=== TASK ===
Below is a set of records; print all of them exactly as written.

=== DATA SECTION ===
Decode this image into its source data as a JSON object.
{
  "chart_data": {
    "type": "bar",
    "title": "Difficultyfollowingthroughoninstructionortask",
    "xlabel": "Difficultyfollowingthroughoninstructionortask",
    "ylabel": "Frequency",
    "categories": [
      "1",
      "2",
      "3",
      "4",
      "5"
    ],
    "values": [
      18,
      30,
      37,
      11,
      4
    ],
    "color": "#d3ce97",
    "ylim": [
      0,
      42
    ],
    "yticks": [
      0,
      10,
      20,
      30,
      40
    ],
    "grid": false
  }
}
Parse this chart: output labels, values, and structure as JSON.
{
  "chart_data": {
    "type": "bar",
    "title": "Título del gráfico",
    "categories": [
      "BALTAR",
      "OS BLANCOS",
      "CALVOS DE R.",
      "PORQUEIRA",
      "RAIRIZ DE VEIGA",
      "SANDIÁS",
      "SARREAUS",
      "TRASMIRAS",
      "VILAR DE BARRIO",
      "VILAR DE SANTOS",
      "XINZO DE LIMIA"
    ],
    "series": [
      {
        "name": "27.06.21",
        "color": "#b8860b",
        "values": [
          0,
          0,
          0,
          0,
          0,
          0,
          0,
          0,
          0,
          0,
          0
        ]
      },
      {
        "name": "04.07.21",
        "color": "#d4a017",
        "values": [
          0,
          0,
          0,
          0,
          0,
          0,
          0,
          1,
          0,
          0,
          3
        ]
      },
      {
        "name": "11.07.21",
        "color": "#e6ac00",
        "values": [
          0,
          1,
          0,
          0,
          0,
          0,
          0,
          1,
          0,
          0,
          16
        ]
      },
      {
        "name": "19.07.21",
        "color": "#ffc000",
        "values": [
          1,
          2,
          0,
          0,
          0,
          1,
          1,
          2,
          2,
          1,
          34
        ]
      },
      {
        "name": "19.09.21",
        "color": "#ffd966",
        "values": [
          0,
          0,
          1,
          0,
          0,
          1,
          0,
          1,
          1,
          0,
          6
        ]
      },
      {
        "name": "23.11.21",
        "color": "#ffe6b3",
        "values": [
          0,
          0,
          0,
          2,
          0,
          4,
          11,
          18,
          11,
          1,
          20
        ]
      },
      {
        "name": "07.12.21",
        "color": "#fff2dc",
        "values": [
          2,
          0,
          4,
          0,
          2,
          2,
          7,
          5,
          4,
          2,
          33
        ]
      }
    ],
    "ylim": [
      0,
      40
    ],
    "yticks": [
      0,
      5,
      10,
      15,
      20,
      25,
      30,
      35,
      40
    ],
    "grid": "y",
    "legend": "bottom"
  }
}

=== THE ANSWER ===
Decode this image into its source data as a JSON object.
{
  "chart_data": {
    "type": "bar",
    "title": "Difficultyfollowingthroughoninstructionortask",
    "xlabel": "Difficultyfollowingthroughoninstructionortask",
    "ylabel": "Frequency",
    "categories": [
      "1",
      "2",
      "3",
      "4",
      "5"
    ],
    "values": [
      18,
      30,
      37,
      11,
      4
    ],
    "color": "#d3ce97",
    "ylim": [
      0,
      42
    ],
    "yticks": [
      0,
      10,
      20,
      30,
      40
    ],
    "grid": false
  }
}
Parse this chart: output labels, values, and structure as JSON.
{
  "chart_data": {
    "type": "bar",
    "title": "Título del gráfico",
    "categories": [
      "BALTAR",
      "OS BLANCOS",
      "CALVOS DE R.",
      "PORQUEIRA",
      "RAIRIZ DE VEIGA",
      "SANDIÁS",
      "SARREAUS",
      "TRASMIRAS",
      "VILAR DE BARRIO",
      "VILAR DE SANTOS",
      "XINZO DE LIMIA"
    ],
    "series": [
      {
        "name": "27.06.21",
        "color": "#b8860b",
        "values": [
          0,
          0,
          0,
          0,
          0,
          0,
          0,
          0,
          0,
          0,
          0
        ]
      },
      {
        "name": "04.07.21",
        "color": "#d4a017",
        "values": [
          0,
          0,
          0,
          0,
          0,
          0,
          0,
          1,
          0,
          0,
          3
        ]
      },
      {
        "name": "11.07.21",
        "color": "#e6ac00",
        "values": [
          0,
          1,
          0,
          0,
          0,
          0,
          0,
          1,
          0,
          0,
          16
        ]
      },
      {
        "name": "19.07.21",
        "color": "#ffc000",
        "values": [
          1,
          2,
          0,
          0,
          0,
          1,
          1,
          2,
          2,
          1,
          34
        ]
      },
      {
        "name": "19.09.21",
        "color": "#ffd966",
        "values": [
          0,
          0,
          1,
          0,
          0,
          1,
          0,
          1,
          1,
          0,
          6
        ]
      },
      {
        "name": "23.11.21",
        "color": "#ffe6b3",
        "values": [
          0,
          0,
          0,
          2,
          0,
          4,
          11,
          18,
          11,
          1,
          20
        ]
      },
      {
        "name": "07.12.21",
        "color": "#fff2dc",
        "values": [
          2,
          0,
          4,
          0,
          2,
          2,
          7,
          5,
          4,
          2,
          33
        ]
      }
    ],
    "ylim": [
      0,
      40
    ],
    "yticks": [
      0,
      5,
      10,
      15,
      20,
      25,
      30,
      35,
      40
    ],
    "grid": "y",
    "legend": "bottom"
  }
}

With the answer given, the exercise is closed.